▶ [Given exercise]
Omit the pictures and return every entry exactly as written.

Stored data entries:
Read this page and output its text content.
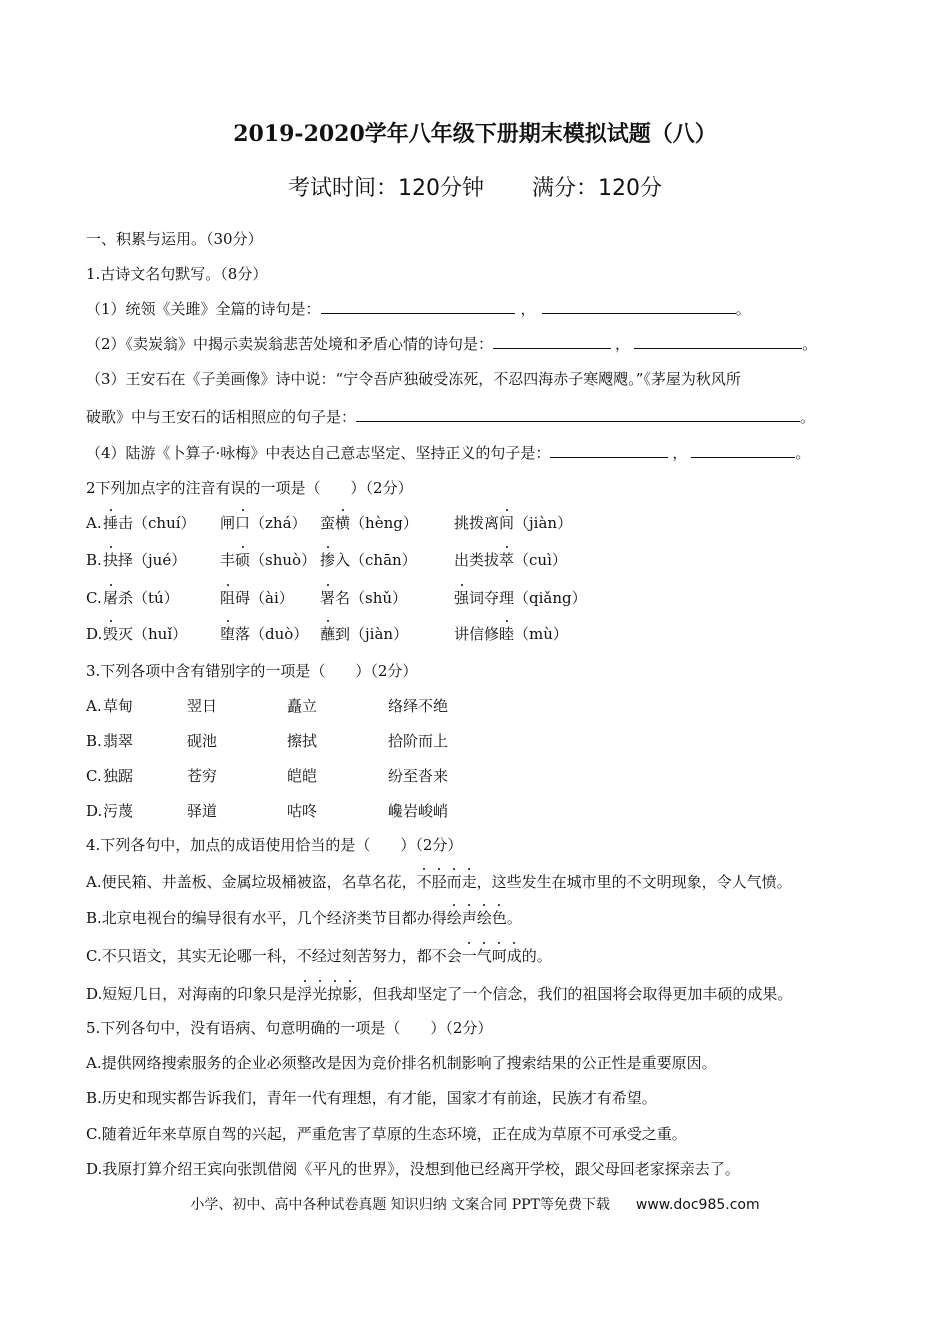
2019-2020学年八年级下册期末模拟试题（八）
考试时间：120分钟 满分：120分
一、积累与运用。（30分）
1.古诗文名句默写。（8分）
（1）统领《关雎》全篇的诗句是：	，	。
（2）《卖炭翁》中揭示卖炭翁悲苦处境和矛盾心情的诗句是：	，	。
（3）王安石在《子美画像》诗中说：“宁令吾庐独破受冻死，不忍四海赤子寒飕飕。”《茅屋为秋风所
破歌》中与王安石的话相照应的句子是：	。
（4）陆游《卜算子·咏梅》中表达自己意志坚定、坚持正义的句子是：	，	。
2下列加点字的注音有误的一项是（　　）（2分）
A. 捶击（chuí） 闸口（zhá） 蛮横（hèng） 挑拨离间（jiàn）
B. 抉择（jué） 丰硕（shuò） 掺入（chān） 出类拔萃（cuì）
C. 屠杀（tú）	阻碍（ài） 署名（shǔ）	强词夺理（qiǎng）
D. 毁灭（huǐ） 堕落（duò） 蘸到（jiàn）	讲信修睦（mù）
3.下列各项中含有错别字的一项是（　　）（2分）
A. 草甸	翌日	矗立	络绎不绝
B. 翡翠	砚池	擦拭	拾阶而上
C. 独踞	苍穷	皑皑	纷至沓来
D. 污蔑	驿道	咕咚	巉岩峻峭
4.下列各句中，加点的成语使用恰当的是（　　）（2分）
A.便民箱、井盖板、金属垃圾桶被盗，名草名花，不胫而走，这些发生在城市里的不文明现象，令人气愤。
B.北京电视台的编导很有水平，几个经济类节目都办得绘声绘色。
C.不只语文，其实无论哪一科，不经过刻苦努力，都不会一气呵成的。
D.短短几日，对海南的印象只是浮光掠影，但我却坚定了一个信念，我们的祖国将会取得更加丰硕的成果。
5.下列各句中，没有语病、句意明确的一项是（　　）（2分）
A.提供网络搜索服务的企业必须整改是因为竞价排名机制影响了搜索结果的公正性是重要原因。
B.历史和现实都告诉我们，青年一代有理想，有才能，国家才有前途，民族才有希望。
C.随着近年来草原自驾的兴起，严重危害了草原的生态环境，正在成为草原不可承受之重。
D.我原打算介绍王宾向张凯借阅《平凡的世界》，没想到他已经离开学校，跟父母回老家探亲去了。
小学、初中、高中各种试卷真题 知识归纳 文案合同 PPT等免费下载 www.doc985.com
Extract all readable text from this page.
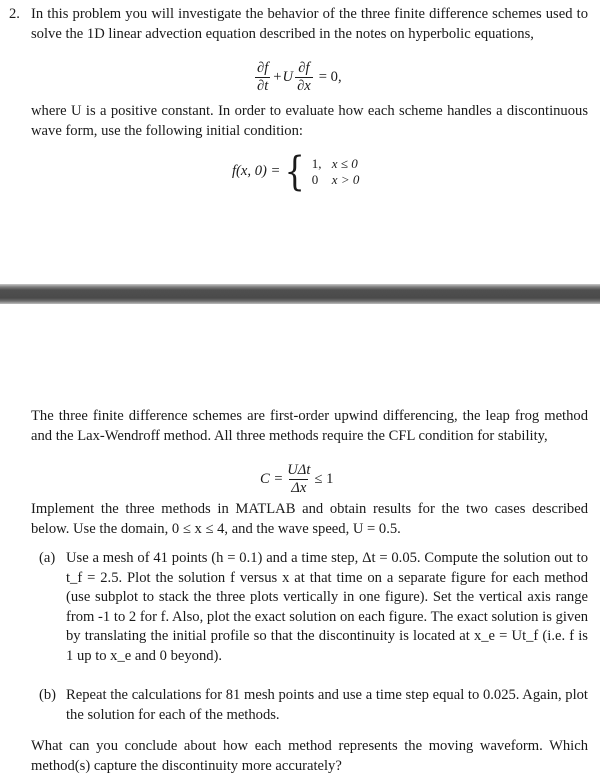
2. In this problem you will investigate the behavior of the three finite difference schemes used to solve the 1D linear advection equation described in the notes on hyperbolic equations,

$\frac{\partial f}{\partial t} + U \frac{\partial f}{\partial x} = 0$,

where U is a positive constant. In order to evaluate how each scheme handles a discontinuous wave form, use the following initial condition:

f(x, 0) = { 1, x ≤ 0
0 x > 0

The three finite difference schemes are first-order upwind differencing, the leap frog method and the Lax-Wendroff method. All three methods require the CFL condition for stability,

$C = \frac{\text{UΔt}}{\Delta x} \le 1$

Implement the three methods in MATLAB and obtain results for the two cases described below. Use the domain, 0 ≤ x ≤ 4, and the wave speed, U = 0.5.

(a) Use a mesh of 41 points (h = 0.1) and a time step, Δt = 0.05. Compute the solution out to t_f = 2.5. Plot the solution f versus x at that time on a separate figure for each method (use subplot to stack the three plots vertically in one figure). Set the vertical axis range from -1 to 2 for f. Also, plot the exact solution on each figure. The exact solution is given by translating the initial profile so that the discontinuity is located at x_e = Ut_f (i.e. f is 1 up to x_e and 0 beyond).

(b) Repeat the calculations for 81 mesh points and use a time step equal to 0.025. Again, plot the solution for each of the methods.

What can you conclude about how each method represents the moving waveform. Which method(s) capture the discontinuity more accurately?
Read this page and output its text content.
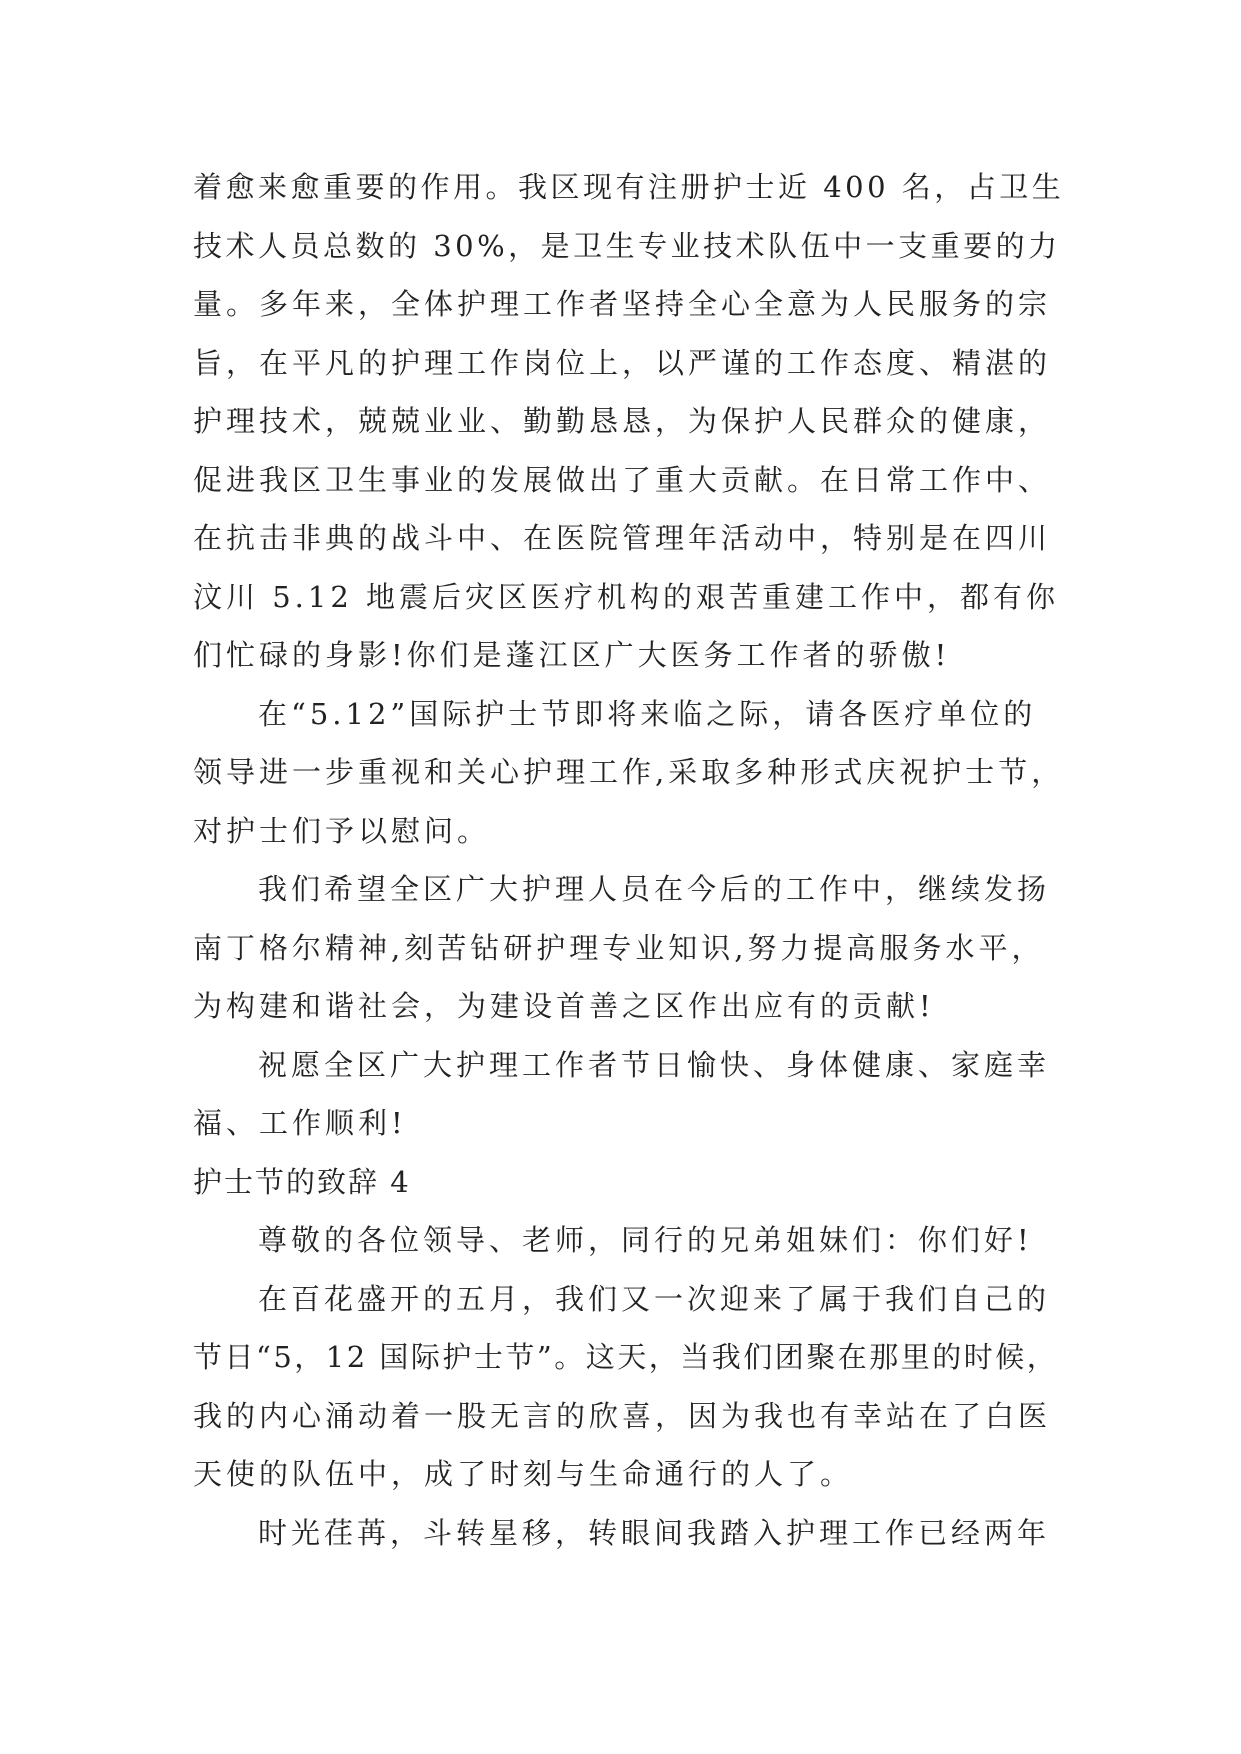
着愈来愈重要的作用。我区现有注册护士近 400 名，占卫生

技术人员总数的 30%，是卫生专业技术队伍中一支重要的力

量。多年来，全体护理工作者坚持全心全意为人民服务的宗

旨，在平凡的护理工作岗位上，以严谨的工作态度、精湛的

护理技术，兢兢业业、勤勤恳恳，为保护人民群众的健康，

促进我区卫生事业的发展做出了重大贡献。在日常工作中、

在抗击非典的战斗中、在医院管理年活动中，特别是在四川

汶川 5.12 地震后灾区医疗机构的艰苦重建工作中，都有你

们忙碌的身影!你们是蓬江区广大医务工作者的骄傲!

在“5.12”国际护士节即将来临之际，请各医疗单位的

领导进一步重视和关心护理工作,采取多种形式庆祝护士节，

对护士们予以慰问。

我们希望全区广大护理人员在今后的工作中，继续发扬

南丁格尔精神,刻苦钻研护理专业知识,努力提高服务水平，

为构建和谐社会，为建设首善之区作出应有的贡献!

祝愿全区广大护理工作者节日愉快、身体健康、家庭幸

福、工作顺利!

护士节的致辞 4

尊敬的各位领导、老师，同行的兄弟姐妹们：你们好!

在百花盛开的五月，我们又一次迎来了属于我们自己的

节日“5，12 国际护士节”。这天，当我们团聚在那里的时候，

我的内心涌动着一股无言的欣喜，因为我也有幸站在了白医

天使的队伍中，成了时刻与生命通行的人了。

时光荏苒，斗转星移，转眼间我踏入护理工作已经两年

▶ [Answer to the task]
Read this page and output its text content.
2019-2020学年八年级下册期末模拟试题（八）
考试时间：120分钟 满分：120分
一、积累与运用。（30分）
1.古诗文名句默写。（8分）
（1）统领《关雎》全篇的诗句是：	，	。
（2）《卖炭翁》中揭示卖炭翁悲苦处境和矛盾心情的诗句是：	，	。
（3）王安石在《子美画像》诗中说：“宁令吾庐独破受冻死，不忍四海赤子寒飕飕。”《茅屋为秋风所
破歌》中与王安石的话相照应的句子是：	。
（4）陆游《卜算子·咏梅》中表达自己意志坚定、坚持正义的句子是：	，	。
2下列加点字的注音有误的一项是（　　）（2分）
A. 捶击（chuí） 闸口（zhá） 蛮横（hèng） 挑拨离间（jiàn）
B. 抉择（jué） 丰硕（shuò） 掺入（chān） 出类拔萃（cuì）
C. 屠杀（tú）	阻碍（ài） 署名（shǔ）	强词夺理（qiǎng）
D. 毁灭（huǐ） 堕落（duò） 蘸到（jiàn）	讲信修睦（mù）
3.下列各项中含有错别字的一项是（　　）（2分）
A. 草甸	翌日	矗立	络绎不绝
B. 翡翠	砚池	擦拭	拾阶而上
C. 独踞	苍穷	皑皑	纷至沓来
D. 污蔑	驿道	咕咚	巉岩峻峭
4.下列各句中，加点的成语使用恰当的是（　　）（2分）
A.便民箱、井盖板、金属垃圾桶被盗，名草名花，不胫而走，这些发生在城市里的不文明现象，令人气愤。
B.北京电视台的编导很有水平，几个经济类节目都办得绘声绘色。
C.不只语文，其实无论哪一科，不经过刻苦努力，都不会一气呵成的。
D.短短几日，对海南的印象只是浮光掠影，但我却坚定了一个信念，我们的祖国将会取得更加丰硕的成果。
5.下列各句中，没有语病、句意明确的一项是（　　）（2分）
A.提供网络搜索服务的企业必须整改是因为竞价排名机制影响了搜索结果的公正性是重要原因。
B.历史和现实都告诉我们，青年一代有理想，有才能，国家才有前途，民族才有希望。
C.随着近年来草原自驾的兴起，严重危害了草原的生态环境，正在成为草原不可承受之重。
D.我原打算介绍王宾向张凯借阅《平凡的世界》，没想到他已经离开学校，跟父母回老家探亲去了。
小学、初中、高中各种试卷真题 知识归纳 文案合同 PPT等免费下载 www.doc985.com
Extract all readable text from this page.
2. In this problem you will investigate the behavior of the three finite difference schemes used to solve the 1D linear advection equation described in the notes on hyperbolic equations,

$\frac{\partial f}{\partial t} + U \frac{\partial f}{\partial x} = 0$,

where U is a positive constant. In order to evaluate how each scheme handles a discontinuous wave form, use the following initial condition:

f(x, 0) = { 1, x ≤ 0
0 x > 0

The three finite difference schemes are first-order upwind differencing, the leap frog method and the Lax-Wendroff method. All three methods require the CFL condition for stability,

$C = \frac{\text{UΔt}}{\Delta x} \le 1$

Implement the three methods in MATLAB and obtain results for the two cases described below. Use the domain, 0 ≤ x ≤ 4, and the wave speed, U = 0.5.

(a) Use a mesh of 41 points (h = 0.1) and a time step, Δt = 0.05. Compute the solution out to t_f = 2.5. Plot the solution f versus x at that time on a separate figure for each method (use subplot to stack the three plots vertically in one figure). Set the vertical axis range from -1 to 2 for f. Also, plot the exact solution on each figure. The exact solution is given by translating the initial profile so that the discontinuity is located at x_e = Ut_f (i.e. f is 1 up to x_e and 0 beyond).

(b) Repeat the calculations for 81 mesh points and use a time step equal to 0.025. Again, plot the solution for each of the methods.

What can you conclude about how each method represents the moving waveform. Which method(s) capture the discontinuity more accurately?
Read this page and output its text content.
着愈来愈重要的作用。我区现有注册护士近 400 名，占卫生

技术人员总数的 30%，是卫生专业技术队伍中一支重要的力

量。多年来，全体护理工作者坚持全心全意为人民服务的宗

旨，在平凡的护理工作岗位上，以严谨的工作态度、精湛的

护理技术，兢兢业业、勤勤恳恳，为保护人民群众的健康，

促进我区卫生事业的发展做出了重大贡献。在日常工作中、

在抗击非典的战斗中、在医院管理年活动中，特别是在四川

汶川 5.12 地震后灾区医疗机构的艰苦重建工作中，都有你

们忙碌的身影!你们是蓬江区广大医务工作者的骄傲!

在“5.12”国际护士节即将来临之际，请各医疗单位的

领导进一步重视和关心护理工作,采取多种形式庆祝护士节，

对护士们予以慰问。

我们希望全区广大护理人员在今后的工作中，继续发扬

南丁格尔精神,刻苦钻研护理专业知识,努力提高服务水平，

为构建和谐社会，为建设首善之区作出应有的贡献!

祝愿全区广大护理工作者节日愉快、身体健康、家庭幸

福、工作顺利!

护士节的致辞 4

尊敬的各位领导、老师，同行的兄弟姐妹们：你们好!

在百花盛开的五月，我们又一次迎来了属于我们自己的

节日“5，12 国际护士节”。这天，当我们团聚在那里的时候，

我的内心涌动着一股无言的欣喜，因为我也有幸站在了白医

天使的队伍中，成了时刻与生命通行的人了。

时光荏苒，斗转星移，转眼间我踏入护理工作已经两年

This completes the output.